## EXERCISE DATA
· · · · ·

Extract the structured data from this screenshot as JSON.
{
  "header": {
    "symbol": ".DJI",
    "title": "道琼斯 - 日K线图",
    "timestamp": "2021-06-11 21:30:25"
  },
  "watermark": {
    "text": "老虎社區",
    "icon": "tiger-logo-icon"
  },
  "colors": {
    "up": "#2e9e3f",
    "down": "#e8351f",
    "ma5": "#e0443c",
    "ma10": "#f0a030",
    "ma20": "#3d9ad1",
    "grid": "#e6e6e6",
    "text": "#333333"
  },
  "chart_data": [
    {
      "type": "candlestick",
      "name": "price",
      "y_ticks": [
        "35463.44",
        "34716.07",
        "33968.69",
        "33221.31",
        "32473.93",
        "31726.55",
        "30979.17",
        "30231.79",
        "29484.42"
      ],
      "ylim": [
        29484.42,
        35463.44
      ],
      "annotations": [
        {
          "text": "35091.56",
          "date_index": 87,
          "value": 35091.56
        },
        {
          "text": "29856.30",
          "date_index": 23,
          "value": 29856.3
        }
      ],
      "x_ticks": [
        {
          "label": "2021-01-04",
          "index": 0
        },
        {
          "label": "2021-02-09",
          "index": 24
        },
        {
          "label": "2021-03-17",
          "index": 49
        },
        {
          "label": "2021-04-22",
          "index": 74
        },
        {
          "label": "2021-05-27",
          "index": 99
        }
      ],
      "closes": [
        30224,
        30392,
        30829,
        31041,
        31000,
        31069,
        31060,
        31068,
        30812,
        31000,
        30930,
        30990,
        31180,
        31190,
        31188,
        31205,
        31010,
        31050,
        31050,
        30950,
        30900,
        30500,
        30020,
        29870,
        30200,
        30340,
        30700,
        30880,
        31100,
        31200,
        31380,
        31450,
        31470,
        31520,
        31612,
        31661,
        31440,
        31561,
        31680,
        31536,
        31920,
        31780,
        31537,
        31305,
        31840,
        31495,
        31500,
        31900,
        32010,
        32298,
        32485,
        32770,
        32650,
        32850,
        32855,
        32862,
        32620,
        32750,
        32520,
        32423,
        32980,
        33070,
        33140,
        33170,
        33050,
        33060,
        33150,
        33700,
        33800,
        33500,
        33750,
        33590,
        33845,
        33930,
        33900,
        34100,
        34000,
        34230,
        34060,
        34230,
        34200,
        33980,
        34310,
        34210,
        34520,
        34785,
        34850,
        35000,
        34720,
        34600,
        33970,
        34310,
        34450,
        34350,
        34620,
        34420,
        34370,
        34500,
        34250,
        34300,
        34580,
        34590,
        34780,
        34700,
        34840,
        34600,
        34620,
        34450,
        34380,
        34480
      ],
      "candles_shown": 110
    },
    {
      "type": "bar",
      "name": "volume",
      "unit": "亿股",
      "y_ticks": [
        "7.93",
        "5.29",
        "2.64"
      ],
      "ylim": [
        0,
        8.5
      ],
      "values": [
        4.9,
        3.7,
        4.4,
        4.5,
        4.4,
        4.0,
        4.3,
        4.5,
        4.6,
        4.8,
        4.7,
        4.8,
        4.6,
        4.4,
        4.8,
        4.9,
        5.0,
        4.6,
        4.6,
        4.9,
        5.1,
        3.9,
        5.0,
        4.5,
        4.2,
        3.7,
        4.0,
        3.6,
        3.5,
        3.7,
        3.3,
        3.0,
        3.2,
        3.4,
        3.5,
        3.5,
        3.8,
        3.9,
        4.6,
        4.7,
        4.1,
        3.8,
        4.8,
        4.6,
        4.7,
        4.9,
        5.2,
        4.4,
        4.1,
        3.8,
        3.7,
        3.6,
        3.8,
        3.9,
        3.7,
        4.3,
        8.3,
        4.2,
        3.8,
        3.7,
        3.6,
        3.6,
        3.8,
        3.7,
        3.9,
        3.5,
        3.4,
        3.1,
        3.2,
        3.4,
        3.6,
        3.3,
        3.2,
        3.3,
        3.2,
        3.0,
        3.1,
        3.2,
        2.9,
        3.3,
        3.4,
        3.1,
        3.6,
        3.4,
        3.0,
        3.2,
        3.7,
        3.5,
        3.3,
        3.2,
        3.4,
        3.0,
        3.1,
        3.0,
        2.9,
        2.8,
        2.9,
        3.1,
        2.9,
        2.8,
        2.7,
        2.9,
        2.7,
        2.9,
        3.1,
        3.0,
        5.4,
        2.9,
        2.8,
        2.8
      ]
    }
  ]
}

· · · · ·

## TASK BRIEF
Copy every line from the entries that contains the word "label".

## TASK OUTPUT
          "label": "2021-01-04",
          "label": "2021-02-09",
          "label": "2021-03-17",
          "label": "2021-04-22",
          "label": "2021-05-27",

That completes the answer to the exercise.